══ EXCERPTED RECORDS

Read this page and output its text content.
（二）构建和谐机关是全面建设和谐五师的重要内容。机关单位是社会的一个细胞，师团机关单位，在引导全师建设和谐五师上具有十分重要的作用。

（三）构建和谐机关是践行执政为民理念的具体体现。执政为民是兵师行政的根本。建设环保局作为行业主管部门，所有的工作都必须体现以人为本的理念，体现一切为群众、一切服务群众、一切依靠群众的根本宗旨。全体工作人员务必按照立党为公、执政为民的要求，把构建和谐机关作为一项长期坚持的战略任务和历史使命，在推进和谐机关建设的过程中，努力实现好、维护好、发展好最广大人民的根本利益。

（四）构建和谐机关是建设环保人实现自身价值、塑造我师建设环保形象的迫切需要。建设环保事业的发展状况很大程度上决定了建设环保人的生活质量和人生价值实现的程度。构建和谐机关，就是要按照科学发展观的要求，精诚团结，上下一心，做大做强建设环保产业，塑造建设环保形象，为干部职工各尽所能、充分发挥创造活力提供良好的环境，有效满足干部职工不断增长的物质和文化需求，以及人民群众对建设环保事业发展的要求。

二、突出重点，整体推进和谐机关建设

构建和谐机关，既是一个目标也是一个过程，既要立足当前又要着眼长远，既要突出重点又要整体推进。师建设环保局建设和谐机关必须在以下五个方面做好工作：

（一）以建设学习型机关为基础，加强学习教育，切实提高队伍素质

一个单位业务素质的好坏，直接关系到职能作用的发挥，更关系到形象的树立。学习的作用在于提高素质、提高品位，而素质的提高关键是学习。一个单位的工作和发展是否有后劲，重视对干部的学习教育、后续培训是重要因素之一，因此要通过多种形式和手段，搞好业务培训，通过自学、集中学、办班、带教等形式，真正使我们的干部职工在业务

════

Restate every line of the data word for word.

| FULL OUTPUT |
Read this page and output its text content.
（二）构建和谐机关是全面建设和谐五师的重要内容。机关单位是社会的一个细胞，师团机关单位，在引导全师建设和谐五师上具有十分重要的作用。

（三）构建和谐机关是践行执政为民理念的具体体现。执政为民是兵师行政的根本。建设环保局作为行业主管部门，所有的工作都必须体现以人为本的理念，体现一切为群众、一切服务群众、一切依靠群众的根本宗旨。全体工作人员务必按照立党为公、执政为民的要求，把构建和谐机关作为一项长期坚持的战略任务和历史使命，在推进和谐机关建设的过程中，努力实现好、维护好、发展好最广大人民的根本利益。

（四）构建和谐机关是建设环保人实现自身价值、塑造我师建设环保形象的迫切需要。建设环保事业的发展状况很大程度上决定了建设环保人的生活质量和人生价值实现的程度。构建和谐机关，就是要按照科学发展观的要求，精诚团结，上下一心，做大做强建设环保产业，塑造建设环保形象，为干部职工各尽所能、充分发挥创造活力提供良好的环境，有效满足干部职工不断增长的物质和文化需求，以及人民群众对建设环保事业发展的要求。

二、突出重点，整体推进和谐机关建设

构建和谐机关，既是一个目标也是一个过程，既要立足当前又要着眼长远，既要突出重点又要整体推进。师建设环保局建设和谐机关必须在以下五个方面做好工作：

（一）以建设学习型机关为基础，加强学习教育，切实提高队伍素质

一个单位业务素质的好坏，直接关系到职能作用的发挥，更关系到形象的树立。学习的作用在于提高素质、提高品位，而素质的提高关键是学习。一个单位的工作和发展是否有后劲，重视对干部的学习教育、后续培训是重要因素之一，因此要通过多种形式和手段，搞好业务培训，通过自学、集中学、办班、带教等形式，真正使我们的干部职工在业务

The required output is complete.